• STATED PROBLEM:
The entries below should be given again exactly, minus their pictures.

• Saved entries:
□ □ □ □ □
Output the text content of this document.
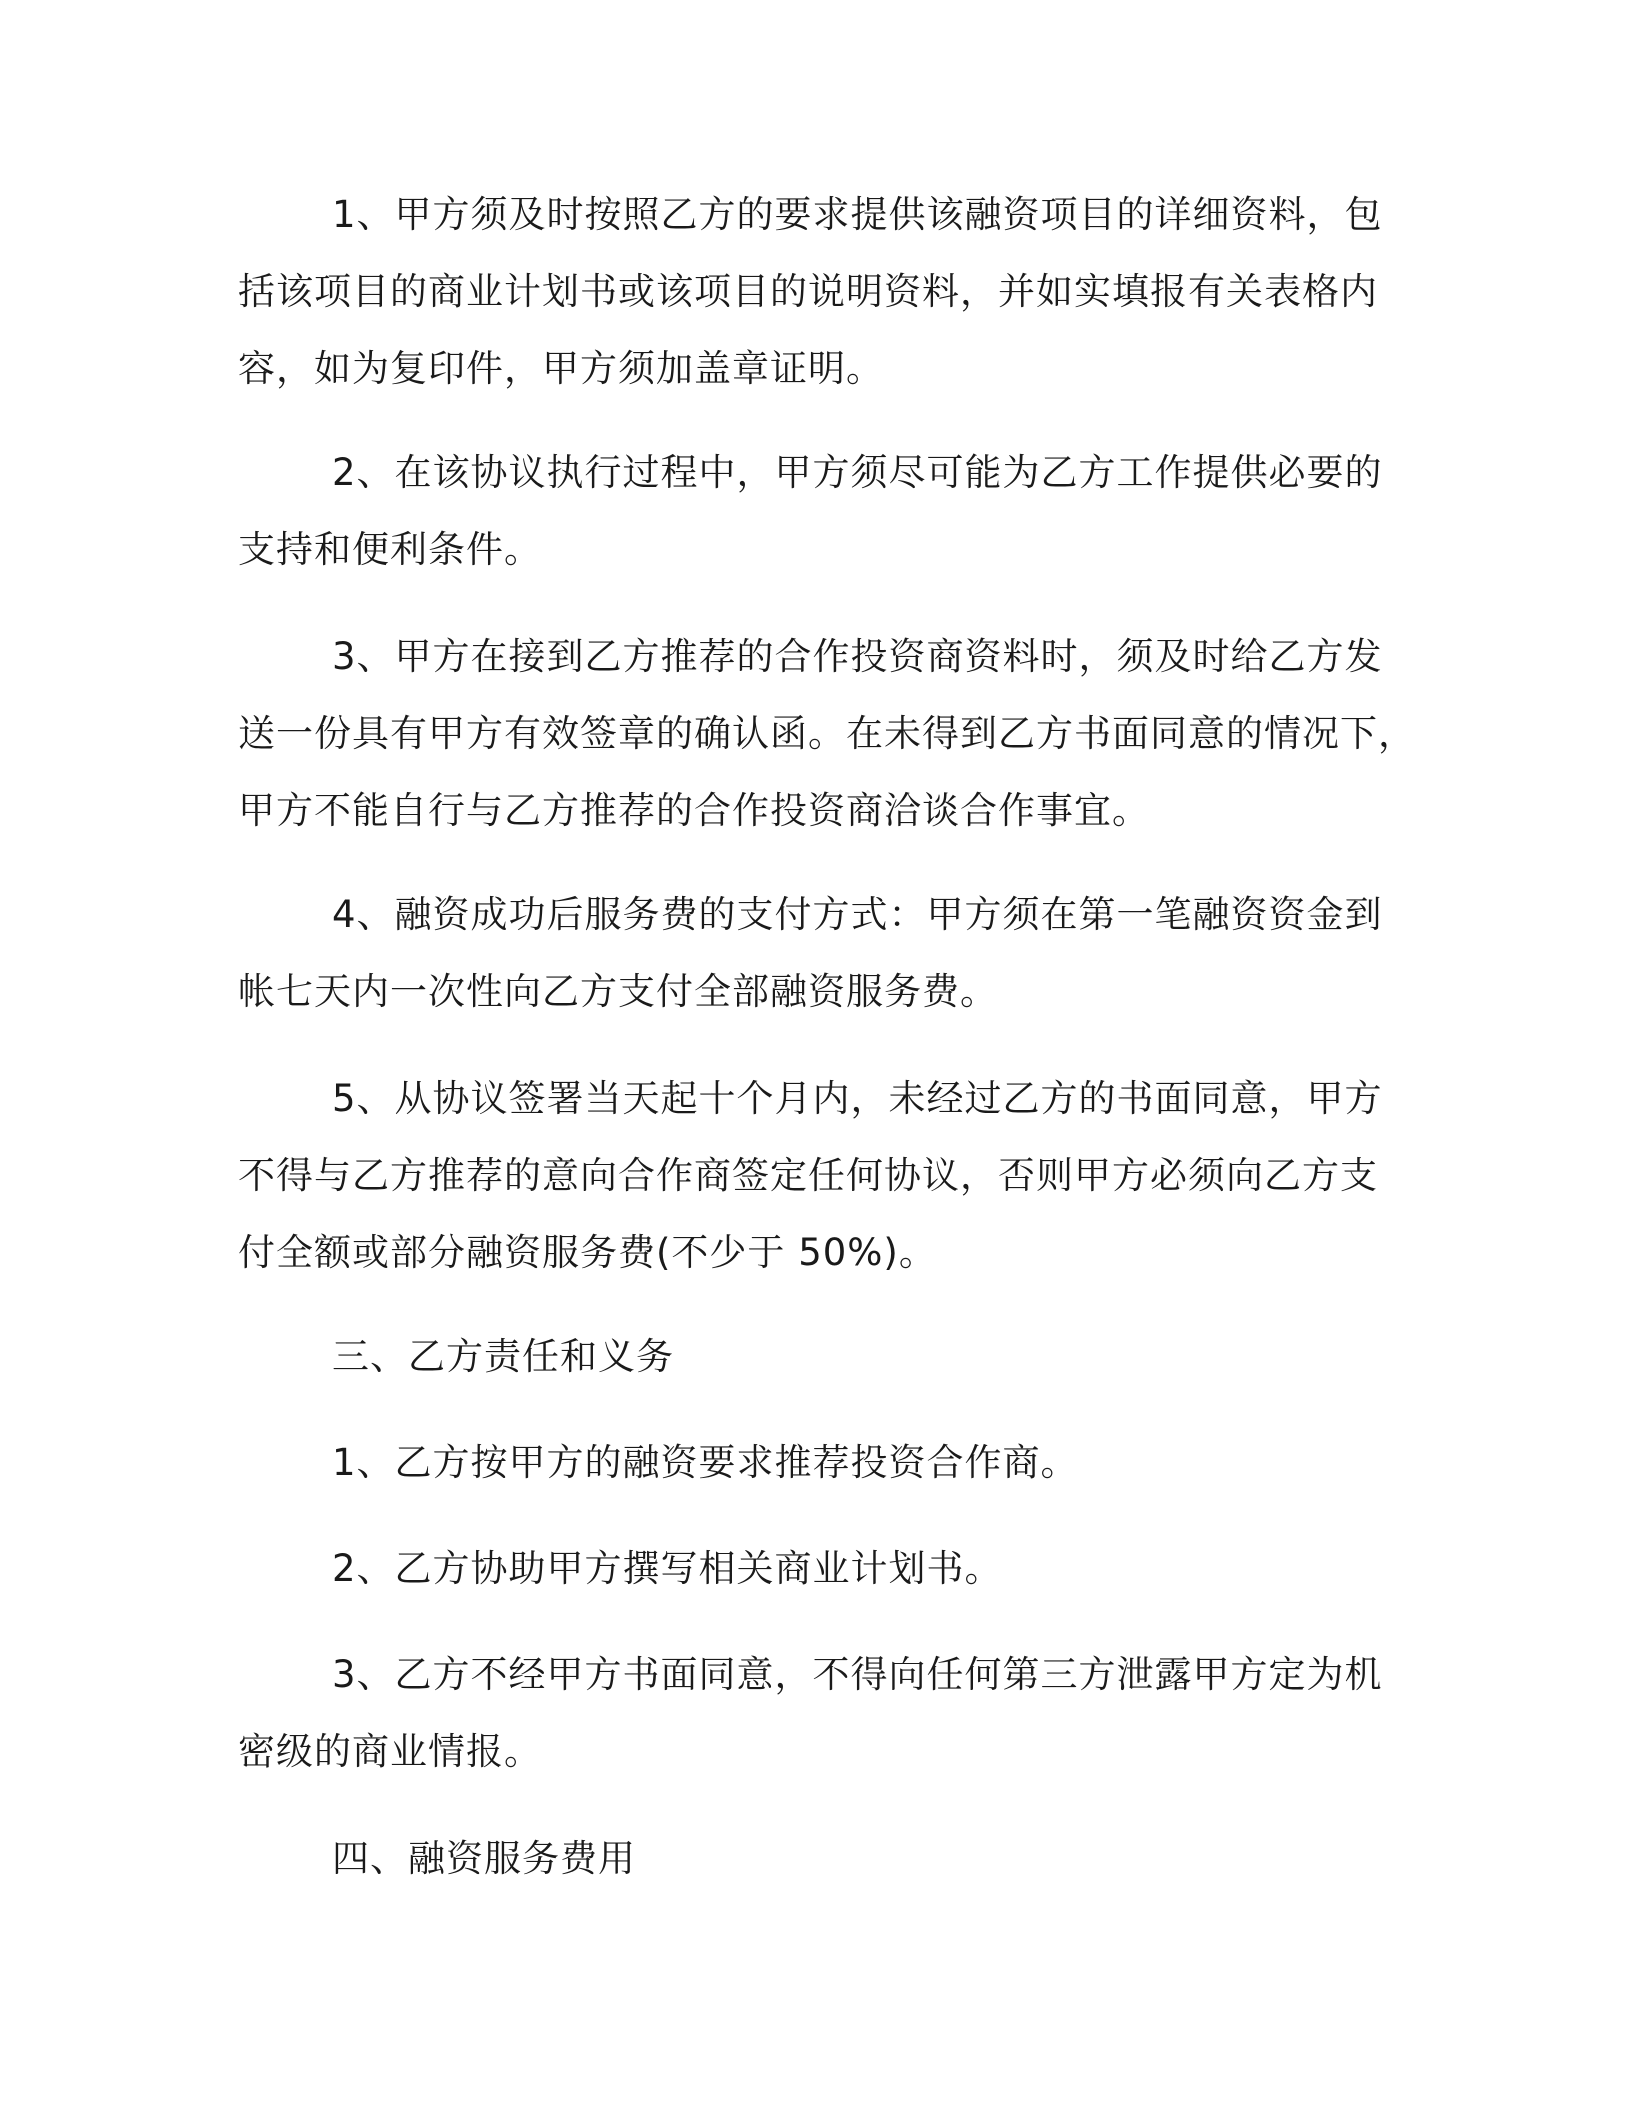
1、甲方须及时按照乙方的要求提供该融资项目的详细资料，包
括该项目的商业计划书或该项目的说明资料，并如实填报有关表格内
容，如为复印件，甲方须加盖章证明。
2、在该协议执行过程中，甲方须尽可能为乙方工作提供必要的
支持和便利条件。
3、甲方在接到乙方推荐的合作投资商资料时，须及时给乙方发
送一份具有甲方有效签章的确认函。在未得到乙方书面同意的情况下，
甲方不能自行与乙方推荐的合作投资商洽谈合作事宜。
4、融资成功后服务费的支付方式：甲方须在第一笔融资资金到
帐七天内一次性向乙方支付全部融资服务费。
5、从协议签署当天起十个月内，未经过乙方的书面同意，甲方
不得与乙方推荐的意向合作商签定任何协议，否则甲方必须向乙方支
付全额或部分融资服务费(不少于 50%)。
三、乙方责任和义务
1、乙方按甲方的融资要求推荐投资合作商。
2、乙方协助甲方撰写相关商业计划书。
3、乙方不经甲方书面同意，不得向任何第三方泄露甲方定为机
密级的商业情报。
四、融资服务费用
□ □ □ □ □
• EXERCISE ANSWER:
Output the text content of this document.
1、甲方须及时按照乙方的要求提供该融资项目的详细资料，包
括该项目的商业计划书或该项目的说明资料，并如实填报有关表格内
容，如为复印件，甲方须加盖章证明。
2、在该协议执行过程中，甲方须尽可能为乙方工作提供必要的
支持和便利条件。
3、甲方在接到乙方推荐的合作投资商资料时，须及时给乙方发
送一份具有甲方有效签章的确认函。在未得到乙方书面同意的情况下，
甲方不能自行与乙方推荐的合作投资商洽谈合作事宜。
4、融资成功后服务费的支付方式：甲方须在第一笔融资资金到
帐七天内一次性向乙方支付全部融资服务费。
5、从协议签署当天起十个月内，未经过乙方的书面同意，甲方
不得与乙方推荐的意向合作商签定任何协议，否则甲方必须向乙方支
付全额或部分融资服务费(不少于 50%)。
三、乙方责任和义务
1、乙方按甲方的融资要求推荐投资合作商。
2、乙方协助甲方撰写相关商业计划书。
3、乙方不经甲方书面同意，不得向任何第三方泄露甲方定为机
密级的商业情报。
四、融资服务费用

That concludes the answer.